Written instruction: Work through the data below and give the number of lines holding "Submission", nothing more.
-- START OF Entries shown --
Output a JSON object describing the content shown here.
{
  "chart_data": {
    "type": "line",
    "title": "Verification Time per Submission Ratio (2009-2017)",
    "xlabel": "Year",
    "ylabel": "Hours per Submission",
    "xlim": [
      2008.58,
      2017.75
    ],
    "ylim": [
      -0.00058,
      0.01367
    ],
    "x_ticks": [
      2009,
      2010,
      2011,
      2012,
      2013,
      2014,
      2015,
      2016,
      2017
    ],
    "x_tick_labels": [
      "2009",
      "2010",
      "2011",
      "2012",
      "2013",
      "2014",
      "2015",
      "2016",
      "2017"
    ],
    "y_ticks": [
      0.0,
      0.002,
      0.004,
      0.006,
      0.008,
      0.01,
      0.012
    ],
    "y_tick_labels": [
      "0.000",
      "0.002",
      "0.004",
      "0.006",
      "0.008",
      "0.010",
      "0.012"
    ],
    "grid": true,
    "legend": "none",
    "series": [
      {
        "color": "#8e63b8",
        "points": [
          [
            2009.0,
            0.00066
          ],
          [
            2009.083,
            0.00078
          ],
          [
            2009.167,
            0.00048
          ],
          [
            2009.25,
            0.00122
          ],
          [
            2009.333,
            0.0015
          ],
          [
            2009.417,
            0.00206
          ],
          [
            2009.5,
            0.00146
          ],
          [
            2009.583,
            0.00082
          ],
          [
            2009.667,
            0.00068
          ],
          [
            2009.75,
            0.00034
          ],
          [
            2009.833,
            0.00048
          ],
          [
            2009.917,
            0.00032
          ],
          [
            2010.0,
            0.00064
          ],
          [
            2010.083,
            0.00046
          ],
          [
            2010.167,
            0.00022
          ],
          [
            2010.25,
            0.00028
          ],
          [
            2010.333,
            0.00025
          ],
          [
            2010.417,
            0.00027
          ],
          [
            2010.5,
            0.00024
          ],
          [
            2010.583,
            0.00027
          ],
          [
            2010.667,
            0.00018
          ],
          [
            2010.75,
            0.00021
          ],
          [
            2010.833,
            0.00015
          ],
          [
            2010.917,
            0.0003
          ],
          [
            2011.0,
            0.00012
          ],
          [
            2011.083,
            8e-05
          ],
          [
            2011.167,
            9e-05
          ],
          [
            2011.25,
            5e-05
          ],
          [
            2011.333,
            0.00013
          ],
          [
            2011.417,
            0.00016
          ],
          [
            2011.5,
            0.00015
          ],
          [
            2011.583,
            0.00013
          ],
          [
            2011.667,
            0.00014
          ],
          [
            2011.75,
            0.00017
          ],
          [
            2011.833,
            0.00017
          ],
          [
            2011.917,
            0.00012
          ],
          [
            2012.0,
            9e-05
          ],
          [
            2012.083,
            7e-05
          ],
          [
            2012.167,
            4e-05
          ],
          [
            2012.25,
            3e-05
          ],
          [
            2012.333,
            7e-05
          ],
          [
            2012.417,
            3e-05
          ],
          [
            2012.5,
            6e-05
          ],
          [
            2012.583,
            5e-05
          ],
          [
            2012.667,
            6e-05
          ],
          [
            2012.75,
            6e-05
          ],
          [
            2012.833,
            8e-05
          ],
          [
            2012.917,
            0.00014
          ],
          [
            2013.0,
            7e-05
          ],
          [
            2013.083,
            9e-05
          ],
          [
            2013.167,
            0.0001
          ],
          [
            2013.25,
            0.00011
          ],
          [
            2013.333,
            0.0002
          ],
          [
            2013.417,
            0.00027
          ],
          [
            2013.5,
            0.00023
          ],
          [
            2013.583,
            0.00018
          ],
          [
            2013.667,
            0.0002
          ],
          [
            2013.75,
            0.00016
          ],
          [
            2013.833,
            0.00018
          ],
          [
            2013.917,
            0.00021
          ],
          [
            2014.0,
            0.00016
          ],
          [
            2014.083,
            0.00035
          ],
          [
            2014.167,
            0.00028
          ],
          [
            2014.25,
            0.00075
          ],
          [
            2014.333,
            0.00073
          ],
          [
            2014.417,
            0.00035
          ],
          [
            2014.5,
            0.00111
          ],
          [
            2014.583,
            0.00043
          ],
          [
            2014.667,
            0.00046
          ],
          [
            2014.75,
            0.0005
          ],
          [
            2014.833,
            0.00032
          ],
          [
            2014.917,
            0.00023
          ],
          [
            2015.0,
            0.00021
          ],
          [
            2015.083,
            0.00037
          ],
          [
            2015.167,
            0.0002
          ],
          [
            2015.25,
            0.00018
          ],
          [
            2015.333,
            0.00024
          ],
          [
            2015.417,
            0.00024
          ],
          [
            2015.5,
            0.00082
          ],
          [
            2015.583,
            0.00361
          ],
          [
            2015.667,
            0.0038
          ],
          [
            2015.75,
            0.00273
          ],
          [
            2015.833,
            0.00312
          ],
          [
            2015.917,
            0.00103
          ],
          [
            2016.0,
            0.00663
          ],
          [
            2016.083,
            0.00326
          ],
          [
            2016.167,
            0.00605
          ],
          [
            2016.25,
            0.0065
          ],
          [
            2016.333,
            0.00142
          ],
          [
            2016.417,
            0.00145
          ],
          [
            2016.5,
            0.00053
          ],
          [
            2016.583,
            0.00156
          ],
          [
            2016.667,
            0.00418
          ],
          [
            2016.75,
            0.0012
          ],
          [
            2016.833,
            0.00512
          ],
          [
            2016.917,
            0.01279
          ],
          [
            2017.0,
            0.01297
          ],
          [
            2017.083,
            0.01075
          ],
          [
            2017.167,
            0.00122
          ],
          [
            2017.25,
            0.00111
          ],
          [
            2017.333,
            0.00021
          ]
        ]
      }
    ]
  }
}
-- END OF Entries shown --
Exercise answer: 2